Entries taken from a collection
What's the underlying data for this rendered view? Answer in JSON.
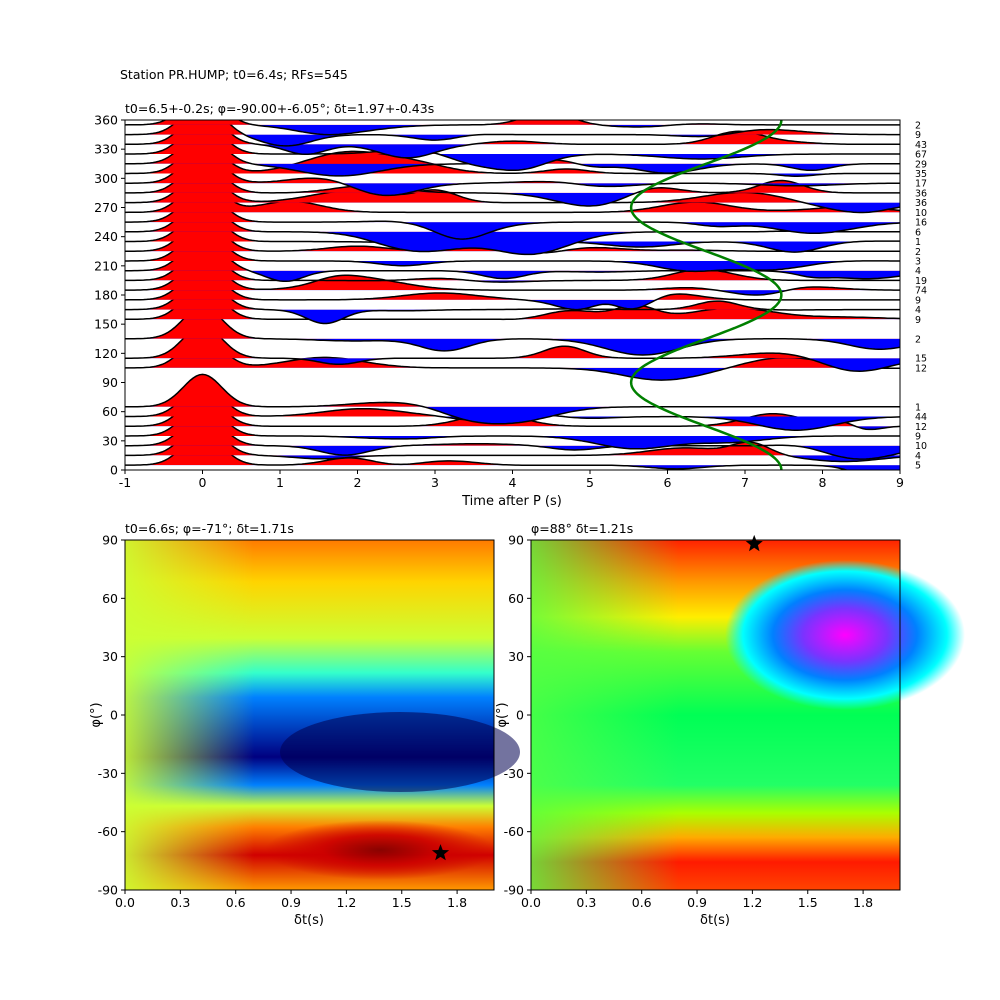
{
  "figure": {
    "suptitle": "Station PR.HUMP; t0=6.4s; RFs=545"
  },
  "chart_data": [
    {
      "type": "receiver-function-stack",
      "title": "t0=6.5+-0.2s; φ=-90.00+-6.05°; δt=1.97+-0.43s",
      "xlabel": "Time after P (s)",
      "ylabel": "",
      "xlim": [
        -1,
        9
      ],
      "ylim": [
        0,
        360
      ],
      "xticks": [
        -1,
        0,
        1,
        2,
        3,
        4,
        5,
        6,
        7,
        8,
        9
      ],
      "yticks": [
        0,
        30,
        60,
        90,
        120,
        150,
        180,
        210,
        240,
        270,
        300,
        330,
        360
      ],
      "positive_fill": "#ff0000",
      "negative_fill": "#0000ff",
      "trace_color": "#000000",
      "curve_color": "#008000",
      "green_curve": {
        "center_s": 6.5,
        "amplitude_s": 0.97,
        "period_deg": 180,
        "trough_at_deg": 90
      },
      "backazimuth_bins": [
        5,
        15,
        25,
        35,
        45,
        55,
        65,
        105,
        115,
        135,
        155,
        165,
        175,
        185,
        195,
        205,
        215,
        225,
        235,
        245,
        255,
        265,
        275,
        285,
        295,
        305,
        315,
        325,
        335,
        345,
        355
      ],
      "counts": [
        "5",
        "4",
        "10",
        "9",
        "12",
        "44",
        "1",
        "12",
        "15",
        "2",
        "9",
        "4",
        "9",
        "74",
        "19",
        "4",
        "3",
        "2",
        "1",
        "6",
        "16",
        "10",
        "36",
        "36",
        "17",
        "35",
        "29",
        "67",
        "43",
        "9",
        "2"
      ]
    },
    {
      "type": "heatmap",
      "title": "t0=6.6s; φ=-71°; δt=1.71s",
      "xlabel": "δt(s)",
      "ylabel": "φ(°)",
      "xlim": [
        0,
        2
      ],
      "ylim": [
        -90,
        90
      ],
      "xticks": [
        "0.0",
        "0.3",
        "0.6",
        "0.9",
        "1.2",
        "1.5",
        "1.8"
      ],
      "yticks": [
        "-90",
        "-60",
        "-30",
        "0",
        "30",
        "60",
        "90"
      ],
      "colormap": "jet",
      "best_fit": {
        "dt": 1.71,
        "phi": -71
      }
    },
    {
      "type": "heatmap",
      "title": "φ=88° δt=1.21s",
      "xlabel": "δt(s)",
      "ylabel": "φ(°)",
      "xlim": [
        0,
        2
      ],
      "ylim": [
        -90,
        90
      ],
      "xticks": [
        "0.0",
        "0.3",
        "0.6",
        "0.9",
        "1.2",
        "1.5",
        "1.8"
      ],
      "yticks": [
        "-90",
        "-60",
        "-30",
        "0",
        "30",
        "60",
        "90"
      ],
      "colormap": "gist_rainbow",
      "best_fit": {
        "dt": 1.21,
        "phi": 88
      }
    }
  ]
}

• Task:
Find every line in the records that contains the word "colormap"; copy those lines.

• Task answer:
      "colormap": "jet",
      "colormap": "gist_rainbow",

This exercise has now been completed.